**What you will do**
Return each line of the listing that contains the string "color".

[Dataset entries]
——
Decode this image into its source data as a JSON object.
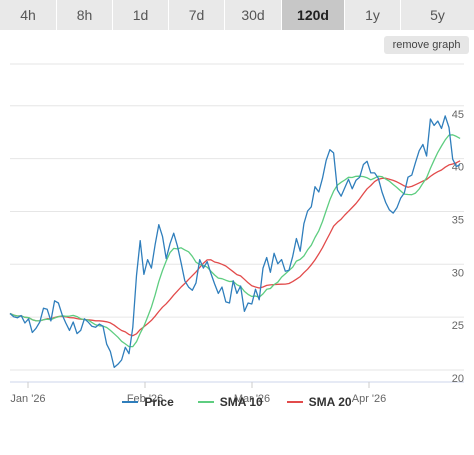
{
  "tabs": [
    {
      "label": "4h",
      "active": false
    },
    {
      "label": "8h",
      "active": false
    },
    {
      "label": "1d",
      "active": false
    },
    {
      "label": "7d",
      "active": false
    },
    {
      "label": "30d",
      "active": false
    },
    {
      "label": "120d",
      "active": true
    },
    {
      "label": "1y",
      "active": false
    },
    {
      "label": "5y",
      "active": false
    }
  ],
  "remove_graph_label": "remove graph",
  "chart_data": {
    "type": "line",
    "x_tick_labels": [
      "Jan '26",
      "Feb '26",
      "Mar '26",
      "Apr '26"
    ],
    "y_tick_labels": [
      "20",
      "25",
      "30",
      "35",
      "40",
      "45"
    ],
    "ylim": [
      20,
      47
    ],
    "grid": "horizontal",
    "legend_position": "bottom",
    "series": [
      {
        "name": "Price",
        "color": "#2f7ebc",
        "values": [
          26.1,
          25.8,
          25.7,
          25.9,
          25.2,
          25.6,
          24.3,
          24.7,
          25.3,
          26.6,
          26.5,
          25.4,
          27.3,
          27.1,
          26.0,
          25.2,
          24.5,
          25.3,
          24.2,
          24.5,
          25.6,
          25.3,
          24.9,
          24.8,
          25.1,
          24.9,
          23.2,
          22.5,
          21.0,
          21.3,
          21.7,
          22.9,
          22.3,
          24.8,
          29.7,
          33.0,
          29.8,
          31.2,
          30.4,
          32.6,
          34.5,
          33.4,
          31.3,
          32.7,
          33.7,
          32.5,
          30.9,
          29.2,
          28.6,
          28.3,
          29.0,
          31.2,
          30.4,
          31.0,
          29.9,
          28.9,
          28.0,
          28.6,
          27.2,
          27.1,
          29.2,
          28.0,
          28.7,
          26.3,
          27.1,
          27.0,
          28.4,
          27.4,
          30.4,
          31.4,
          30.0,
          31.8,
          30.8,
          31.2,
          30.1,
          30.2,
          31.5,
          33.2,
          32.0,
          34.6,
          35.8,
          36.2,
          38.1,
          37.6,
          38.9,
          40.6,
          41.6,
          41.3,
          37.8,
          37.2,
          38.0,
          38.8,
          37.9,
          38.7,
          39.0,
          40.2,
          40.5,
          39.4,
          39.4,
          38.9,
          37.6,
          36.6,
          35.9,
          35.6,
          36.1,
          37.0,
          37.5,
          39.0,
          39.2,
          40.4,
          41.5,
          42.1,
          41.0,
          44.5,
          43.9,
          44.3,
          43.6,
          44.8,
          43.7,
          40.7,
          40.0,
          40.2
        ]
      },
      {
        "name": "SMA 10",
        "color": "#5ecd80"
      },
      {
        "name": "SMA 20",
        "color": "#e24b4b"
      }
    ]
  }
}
——
**Solution**
        "color": "#2f7ebc",
        "color": "#5ecd80"
        "color": "#e24b4b"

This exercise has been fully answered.